## WORK TO DO:
Can you write out all of the material below, word for word?

## RECORD EXCERPTS:
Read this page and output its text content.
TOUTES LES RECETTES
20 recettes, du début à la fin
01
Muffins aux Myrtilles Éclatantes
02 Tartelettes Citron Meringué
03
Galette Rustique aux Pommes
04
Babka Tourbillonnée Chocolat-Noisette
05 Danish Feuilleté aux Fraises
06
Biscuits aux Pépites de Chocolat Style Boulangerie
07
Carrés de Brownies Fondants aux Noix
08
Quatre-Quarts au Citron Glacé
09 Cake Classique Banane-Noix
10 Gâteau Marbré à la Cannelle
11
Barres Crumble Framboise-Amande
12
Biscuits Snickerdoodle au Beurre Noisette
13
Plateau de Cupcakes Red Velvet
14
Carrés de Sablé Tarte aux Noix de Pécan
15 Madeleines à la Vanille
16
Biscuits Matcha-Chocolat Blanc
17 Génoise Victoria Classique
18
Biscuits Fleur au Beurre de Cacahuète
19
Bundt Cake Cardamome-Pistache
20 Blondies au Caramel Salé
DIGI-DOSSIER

## WRITTEN SOLUTION:
Read this page and output its text content.
TOUTES LES RECETTES
20 recettes, du début à la fin
01
Muffins aux Myrtilles Éclatantes
02 Tartelettes Citron Meringué
03
Galette Rustique aux Pommes
04
Babka Tourbillonnée Chocolat-Noisette
05 Danish Feuilleté aux Fraises
06
Biscuits aux Pépites de Chocolat Style Boulangerie
07
Carrés de Brownies Fondants aux Noix
08
Quatre-Quarts au Citron Glacé
09 Cake Classique Banane-Noix
10 Gâteau Marbré à la Cannelle
11
Barres Crumble Framboise-Amande
12
Biscuits Snickerdoodle au Beurre Noisette
13
Plateau de Cupcakes Red Velvet
14
Carrés de Sablé Tarte aux Noix de Pécan
15 Madeleines à la Vanille
16
Biscuits Matcha-Chocolat Blanc
17 Génoise Victoria Classique
18
Biscuits Fleur au Beurre de Cacahuète
19
Bundt Cake Cardamome-Pistache
20 Blondies au Caramel Salé
DIGI-DOSSIER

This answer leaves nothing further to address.